Exercise: Pull each line holding the word "практике" from the data.

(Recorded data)
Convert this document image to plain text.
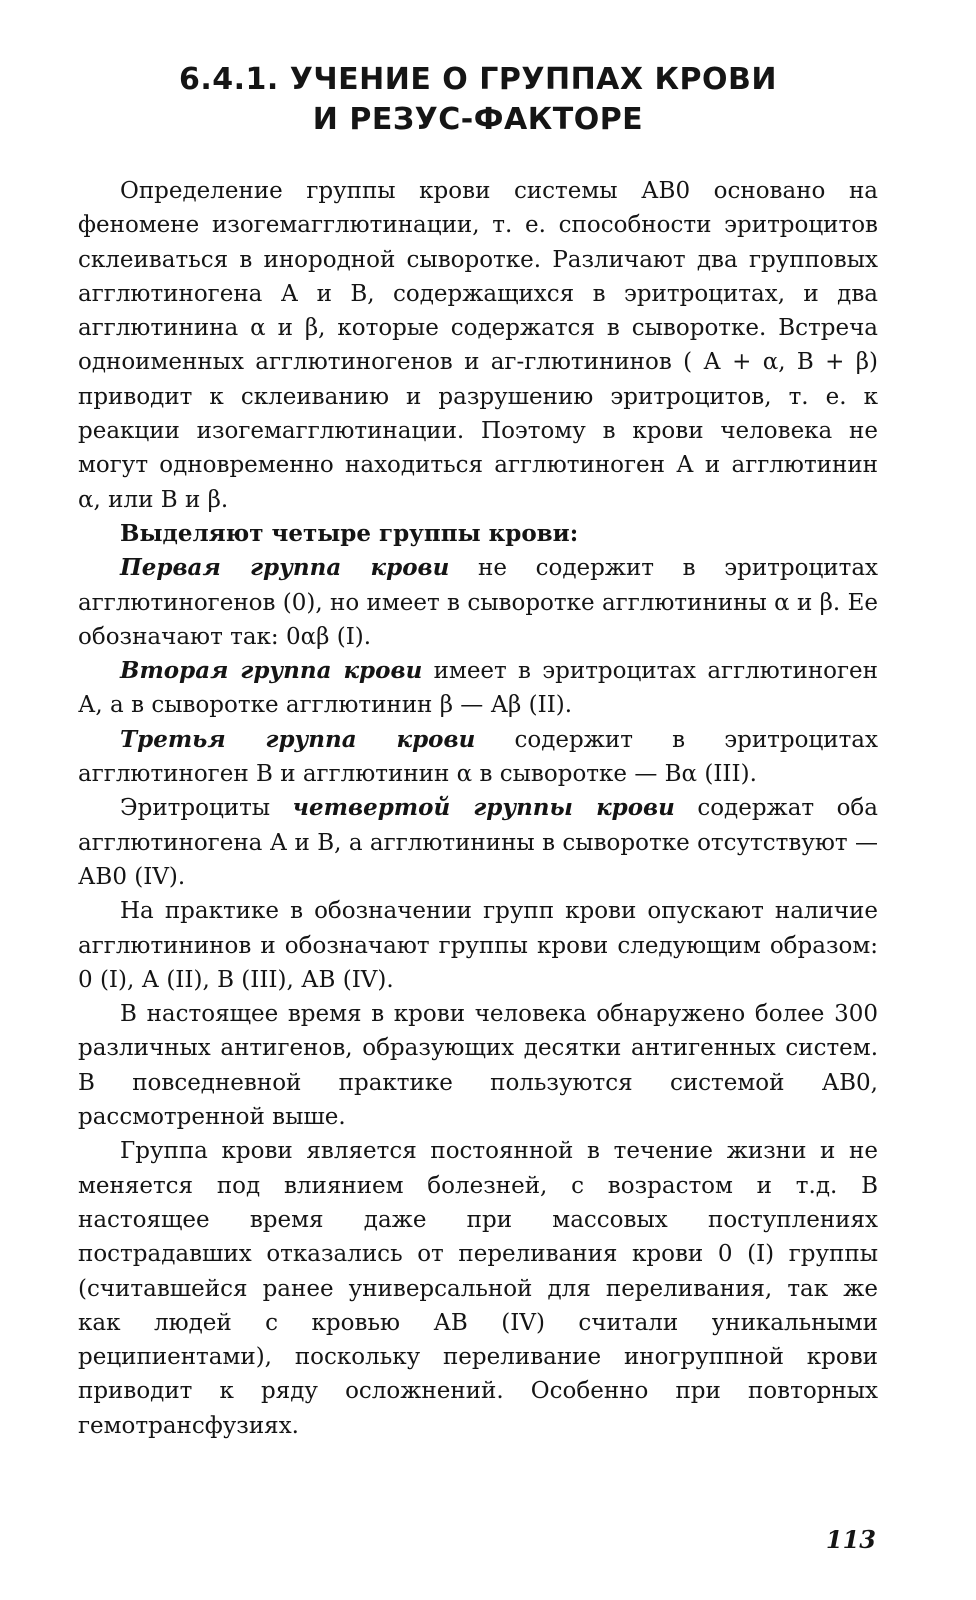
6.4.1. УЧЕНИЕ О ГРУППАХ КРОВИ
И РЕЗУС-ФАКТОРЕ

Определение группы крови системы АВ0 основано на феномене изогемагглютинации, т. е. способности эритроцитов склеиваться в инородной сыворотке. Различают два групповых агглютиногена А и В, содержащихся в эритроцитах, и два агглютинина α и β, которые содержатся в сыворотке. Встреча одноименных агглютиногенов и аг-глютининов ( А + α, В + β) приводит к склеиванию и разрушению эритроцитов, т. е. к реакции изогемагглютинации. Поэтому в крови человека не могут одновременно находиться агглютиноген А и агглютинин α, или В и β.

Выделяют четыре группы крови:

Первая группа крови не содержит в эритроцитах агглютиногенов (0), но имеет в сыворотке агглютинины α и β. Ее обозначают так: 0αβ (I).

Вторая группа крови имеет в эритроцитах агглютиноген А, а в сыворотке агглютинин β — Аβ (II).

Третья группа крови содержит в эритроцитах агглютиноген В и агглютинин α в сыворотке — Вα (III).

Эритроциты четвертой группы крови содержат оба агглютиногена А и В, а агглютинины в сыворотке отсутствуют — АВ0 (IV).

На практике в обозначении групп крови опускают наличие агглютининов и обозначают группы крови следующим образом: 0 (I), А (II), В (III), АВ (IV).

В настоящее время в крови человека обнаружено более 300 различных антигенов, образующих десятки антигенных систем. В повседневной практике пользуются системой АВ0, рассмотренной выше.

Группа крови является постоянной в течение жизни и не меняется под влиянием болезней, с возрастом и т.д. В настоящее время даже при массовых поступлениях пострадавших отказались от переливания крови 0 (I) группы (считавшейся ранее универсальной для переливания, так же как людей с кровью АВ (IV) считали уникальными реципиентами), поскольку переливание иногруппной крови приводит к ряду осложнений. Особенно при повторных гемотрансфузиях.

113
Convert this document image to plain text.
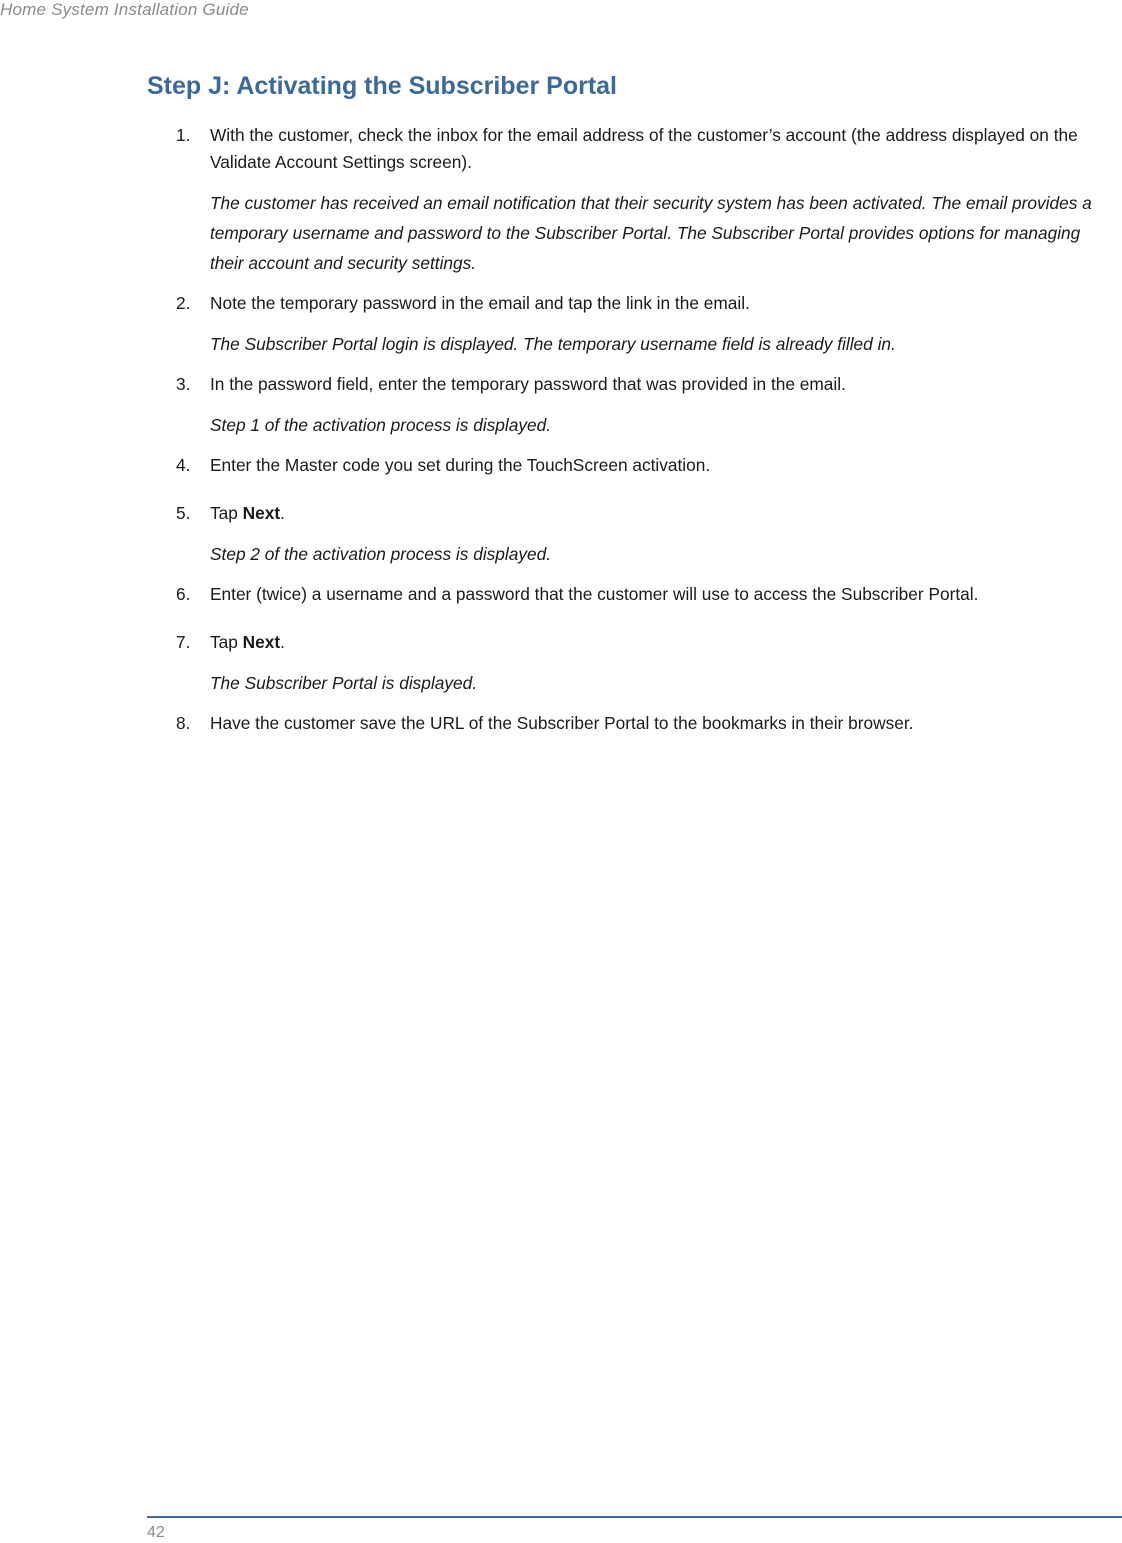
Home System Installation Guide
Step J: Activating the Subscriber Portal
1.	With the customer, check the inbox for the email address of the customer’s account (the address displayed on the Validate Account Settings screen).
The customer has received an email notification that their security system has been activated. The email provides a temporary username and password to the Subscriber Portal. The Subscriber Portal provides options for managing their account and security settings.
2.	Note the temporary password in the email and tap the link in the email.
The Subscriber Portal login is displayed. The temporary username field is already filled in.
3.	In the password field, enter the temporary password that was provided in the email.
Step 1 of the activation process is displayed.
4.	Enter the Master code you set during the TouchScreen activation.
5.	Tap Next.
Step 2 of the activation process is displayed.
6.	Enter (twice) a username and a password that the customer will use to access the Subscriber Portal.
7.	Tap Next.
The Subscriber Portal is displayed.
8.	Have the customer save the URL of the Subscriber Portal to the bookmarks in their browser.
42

Response to the task:
На практике в обозначении групп крови опускают наличие агглютининов и обозначают группы крови следующим образом: 0 (I), А (II), В (III), АВ (IV).
В настоящее время в крови человека обнаружено более 300 различных антигенов, образующих десятки антигенных систем. В повседневной практике пользуются системой АВ0, рассмотренной выше.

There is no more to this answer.